Exercise aim: Extract all lines containing "hình".

++++++++

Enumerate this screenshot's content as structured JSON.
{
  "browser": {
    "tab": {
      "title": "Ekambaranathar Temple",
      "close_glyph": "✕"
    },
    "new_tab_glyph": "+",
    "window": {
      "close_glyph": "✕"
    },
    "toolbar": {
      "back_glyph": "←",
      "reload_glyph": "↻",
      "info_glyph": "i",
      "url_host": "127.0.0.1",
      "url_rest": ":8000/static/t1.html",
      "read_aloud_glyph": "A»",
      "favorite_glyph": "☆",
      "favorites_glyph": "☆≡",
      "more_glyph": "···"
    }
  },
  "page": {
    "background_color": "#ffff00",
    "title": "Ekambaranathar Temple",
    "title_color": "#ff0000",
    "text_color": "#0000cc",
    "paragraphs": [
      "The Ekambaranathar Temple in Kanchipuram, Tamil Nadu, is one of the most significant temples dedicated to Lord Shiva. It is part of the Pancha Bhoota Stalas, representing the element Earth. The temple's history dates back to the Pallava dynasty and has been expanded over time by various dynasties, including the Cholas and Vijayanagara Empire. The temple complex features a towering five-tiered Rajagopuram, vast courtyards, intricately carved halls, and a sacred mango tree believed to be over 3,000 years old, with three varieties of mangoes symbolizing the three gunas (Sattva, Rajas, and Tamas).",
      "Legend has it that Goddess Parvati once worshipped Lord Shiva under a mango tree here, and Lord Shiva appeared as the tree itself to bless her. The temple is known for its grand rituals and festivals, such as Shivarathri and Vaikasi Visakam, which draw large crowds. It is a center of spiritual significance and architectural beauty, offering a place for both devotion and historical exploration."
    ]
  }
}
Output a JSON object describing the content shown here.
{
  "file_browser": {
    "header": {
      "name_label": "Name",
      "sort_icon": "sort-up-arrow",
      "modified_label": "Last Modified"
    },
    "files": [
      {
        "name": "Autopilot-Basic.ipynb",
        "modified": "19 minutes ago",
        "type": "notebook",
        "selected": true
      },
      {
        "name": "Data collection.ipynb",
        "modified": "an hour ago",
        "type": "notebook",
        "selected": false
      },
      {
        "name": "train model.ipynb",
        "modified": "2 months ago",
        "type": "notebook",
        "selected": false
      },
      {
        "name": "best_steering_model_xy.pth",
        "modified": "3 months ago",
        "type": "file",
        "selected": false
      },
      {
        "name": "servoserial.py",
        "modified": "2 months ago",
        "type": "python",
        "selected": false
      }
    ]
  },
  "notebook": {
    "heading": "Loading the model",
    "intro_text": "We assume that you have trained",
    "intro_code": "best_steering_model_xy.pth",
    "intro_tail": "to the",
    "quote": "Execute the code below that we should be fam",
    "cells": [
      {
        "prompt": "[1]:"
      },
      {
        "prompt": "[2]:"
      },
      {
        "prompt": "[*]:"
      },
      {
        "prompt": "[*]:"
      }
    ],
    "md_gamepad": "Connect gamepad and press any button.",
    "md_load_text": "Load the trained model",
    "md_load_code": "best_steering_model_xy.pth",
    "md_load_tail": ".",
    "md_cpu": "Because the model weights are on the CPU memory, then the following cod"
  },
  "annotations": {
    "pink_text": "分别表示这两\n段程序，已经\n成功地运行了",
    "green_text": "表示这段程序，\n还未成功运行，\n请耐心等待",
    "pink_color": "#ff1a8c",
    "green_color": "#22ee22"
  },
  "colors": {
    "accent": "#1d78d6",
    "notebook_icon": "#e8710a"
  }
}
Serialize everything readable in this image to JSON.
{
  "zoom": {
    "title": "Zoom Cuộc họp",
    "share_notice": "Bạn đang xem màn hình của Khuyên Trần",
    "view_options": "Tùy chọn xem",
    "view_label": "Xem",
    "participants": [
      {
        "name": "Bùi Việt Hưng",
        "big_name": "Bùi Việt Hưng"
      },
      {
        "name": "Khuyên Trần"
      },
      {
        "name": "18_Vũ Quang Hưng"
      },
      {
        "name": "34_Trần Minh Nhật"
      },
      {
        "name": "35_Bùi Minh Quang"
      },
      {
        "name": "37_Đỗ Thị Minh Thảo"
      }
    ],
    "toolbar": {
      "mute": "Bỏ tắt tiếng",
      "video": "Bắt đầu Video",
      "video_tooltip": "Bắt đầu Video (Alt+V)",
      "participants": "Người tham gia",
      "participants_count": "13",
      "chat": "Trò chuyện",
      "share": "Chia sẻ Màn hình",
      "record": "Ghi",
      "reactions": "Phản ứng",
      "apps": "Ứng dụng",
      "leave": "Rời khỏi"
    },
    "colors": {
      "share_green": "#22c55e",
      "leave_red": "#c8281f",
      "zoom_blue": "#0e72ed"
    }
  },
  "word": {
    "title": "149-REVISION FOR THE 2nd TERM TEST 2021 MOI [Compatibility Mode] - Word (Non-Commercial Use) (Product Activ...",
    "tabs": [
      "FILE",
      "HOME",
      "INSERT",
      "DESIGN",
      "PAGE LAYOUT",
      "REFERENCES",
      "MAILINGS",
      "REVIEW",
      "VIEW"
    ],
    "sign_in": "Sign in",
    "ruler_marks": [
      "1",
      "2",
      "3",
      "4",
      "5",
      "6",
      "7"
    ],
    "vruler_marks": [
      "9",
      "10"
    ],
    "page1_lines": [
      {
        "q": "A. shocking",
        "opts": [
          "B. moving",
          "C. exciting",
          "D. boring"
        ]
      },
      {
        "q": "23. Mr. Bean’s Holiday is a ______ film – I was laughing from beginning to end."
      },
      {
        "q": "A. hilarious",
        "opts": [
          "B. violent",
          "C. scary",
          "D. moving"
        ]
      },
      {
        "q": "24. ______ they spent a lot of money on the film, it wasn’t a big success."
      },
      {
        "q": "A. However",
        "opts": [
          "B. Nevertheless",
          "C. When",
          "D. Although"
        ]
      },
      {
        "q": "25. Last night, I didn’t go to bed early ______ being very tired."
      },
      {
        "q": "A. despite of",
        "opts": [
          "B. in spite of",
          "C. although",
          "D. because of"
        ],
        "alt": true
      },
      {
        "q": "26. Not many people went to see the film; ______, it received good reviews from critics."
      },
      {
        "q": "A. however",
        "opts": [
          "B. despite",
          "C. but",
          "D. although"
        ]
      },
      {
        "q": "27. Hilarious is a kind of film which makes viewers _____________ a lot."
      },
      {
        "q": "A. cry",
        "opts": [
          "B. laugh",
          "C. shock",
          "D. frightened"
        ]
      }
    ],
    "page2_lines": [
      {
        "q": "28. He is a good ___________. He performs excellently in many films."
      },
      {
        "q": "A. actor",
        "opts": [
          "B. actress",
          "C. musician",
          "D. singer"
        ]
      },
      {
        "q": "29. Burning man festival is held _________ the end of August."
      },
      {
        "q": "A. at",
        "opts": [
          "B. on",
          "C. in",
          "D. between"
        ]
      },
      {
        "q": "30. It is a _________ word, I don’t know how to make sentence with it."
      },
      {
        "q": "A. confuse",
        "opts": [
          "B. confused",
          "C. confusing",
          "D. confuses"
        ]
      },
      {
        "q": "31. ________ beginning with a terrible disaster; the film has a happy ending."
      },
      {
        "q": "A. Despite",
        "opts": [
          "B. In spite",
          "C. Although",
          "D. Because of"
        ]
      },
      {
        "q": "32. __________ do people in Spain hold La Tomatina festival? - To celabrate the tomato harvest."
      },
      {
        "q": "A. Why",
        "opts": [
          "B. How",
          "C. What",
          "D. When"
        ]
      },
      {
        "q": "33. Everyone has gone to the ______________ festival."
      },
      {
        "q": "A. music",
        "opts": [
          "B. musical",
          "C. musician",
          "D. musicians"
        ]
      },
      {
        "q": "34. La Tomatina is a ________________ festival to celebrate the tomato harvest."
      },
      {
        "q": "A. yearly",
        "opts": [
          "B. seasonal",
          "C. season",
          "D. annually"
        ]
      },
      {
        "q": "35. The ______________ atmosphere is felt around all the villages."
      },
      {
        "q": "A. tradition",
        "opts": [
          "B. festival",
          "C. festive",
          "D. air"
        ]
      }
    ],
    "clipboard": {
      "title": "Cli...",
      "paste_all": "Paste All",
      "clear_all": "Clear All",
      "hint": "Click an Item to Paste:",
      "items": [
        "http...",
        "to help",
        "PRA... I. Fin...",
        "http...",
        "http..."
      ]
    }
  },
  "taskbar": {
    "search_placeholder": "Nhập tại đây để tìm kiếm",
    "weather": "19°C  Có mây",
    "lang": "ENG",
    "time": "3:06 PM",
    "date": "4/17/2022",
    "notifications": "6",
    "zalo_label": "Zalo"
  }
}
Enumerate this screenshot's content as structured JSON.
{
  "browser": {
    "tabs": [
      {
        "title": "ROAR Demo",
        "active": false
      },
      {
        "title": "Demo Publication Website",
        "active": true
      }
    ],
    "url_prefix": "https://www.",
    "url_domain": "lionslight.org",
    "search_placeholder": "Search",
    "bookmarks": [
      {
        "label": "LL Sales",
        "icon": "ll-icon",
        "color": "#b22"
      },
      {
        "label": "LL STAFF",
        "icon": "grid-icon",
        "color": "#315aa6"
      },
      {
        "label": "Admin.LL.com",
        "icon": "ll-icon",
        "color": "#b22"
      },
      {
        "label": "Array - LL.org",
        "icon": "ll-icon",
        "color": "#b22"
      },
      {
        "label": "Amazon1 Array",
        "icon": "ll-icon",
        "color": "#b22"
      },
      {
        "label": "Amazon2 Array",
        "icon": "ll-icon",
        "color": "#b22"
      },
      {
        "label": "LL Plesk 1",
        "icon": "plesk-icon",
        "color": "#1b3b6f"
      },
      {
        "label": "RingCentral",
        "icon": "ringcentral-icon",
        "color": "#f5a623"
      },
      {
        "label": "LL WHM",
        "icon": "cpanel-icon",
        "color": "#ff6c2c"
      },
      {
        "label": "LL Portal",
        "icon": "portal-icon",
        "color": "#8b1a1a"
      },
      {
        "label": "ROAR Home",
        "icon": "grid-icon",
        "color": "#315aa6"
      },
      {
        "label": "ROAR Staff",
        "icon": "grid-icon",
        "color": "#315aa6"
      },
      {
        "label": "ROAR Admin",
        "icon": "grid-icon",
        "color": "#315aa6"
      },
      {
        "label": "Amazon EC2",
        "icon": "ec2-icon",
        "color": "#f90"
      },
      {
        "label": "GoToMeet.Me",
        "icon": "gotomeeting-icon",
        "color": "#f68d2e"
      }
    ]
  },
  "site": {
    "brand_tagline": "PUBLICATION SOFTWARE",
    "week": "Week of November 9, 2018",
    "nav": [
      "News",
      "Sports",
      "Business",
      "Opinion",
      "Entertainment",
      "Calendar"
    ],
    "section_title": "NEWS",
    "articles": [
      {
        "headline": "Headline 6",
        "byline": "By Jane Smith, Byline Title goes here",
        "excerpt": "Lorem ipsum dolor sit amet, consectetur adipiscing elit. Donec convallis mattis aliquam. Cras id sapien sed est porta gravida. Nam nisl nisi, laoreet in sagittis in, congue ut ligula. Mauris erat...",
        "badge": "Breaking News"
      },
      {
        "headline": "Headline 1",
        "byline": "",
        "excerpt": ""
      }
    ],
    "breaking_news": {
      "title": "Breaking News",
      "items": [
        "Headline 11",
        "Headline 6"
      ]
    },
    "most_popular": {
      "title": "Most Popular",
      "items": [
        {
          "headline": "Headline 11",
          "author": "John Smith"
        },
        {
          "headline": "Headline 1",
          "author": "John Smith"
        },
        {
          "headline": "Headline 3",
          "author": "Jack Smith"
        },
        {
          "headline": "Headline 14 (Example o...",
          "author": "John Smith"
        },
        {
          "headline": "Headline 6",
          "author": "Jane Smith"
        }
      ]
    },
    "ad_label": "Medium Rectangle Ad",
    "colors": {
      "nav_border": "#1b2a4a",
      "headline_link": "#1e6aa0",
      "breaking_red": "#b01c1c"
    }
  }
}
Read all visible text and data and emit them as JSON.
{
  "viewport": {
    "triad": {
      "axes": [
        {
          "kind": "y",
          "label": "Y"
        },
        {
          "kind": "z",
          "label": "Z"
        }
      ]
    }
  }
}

++++++++

Answer to the exercise:
    "share_notice": "Bạn đang xem màn hình của Khuyên Trần",
      "share": "Chia sẻ Màn hình",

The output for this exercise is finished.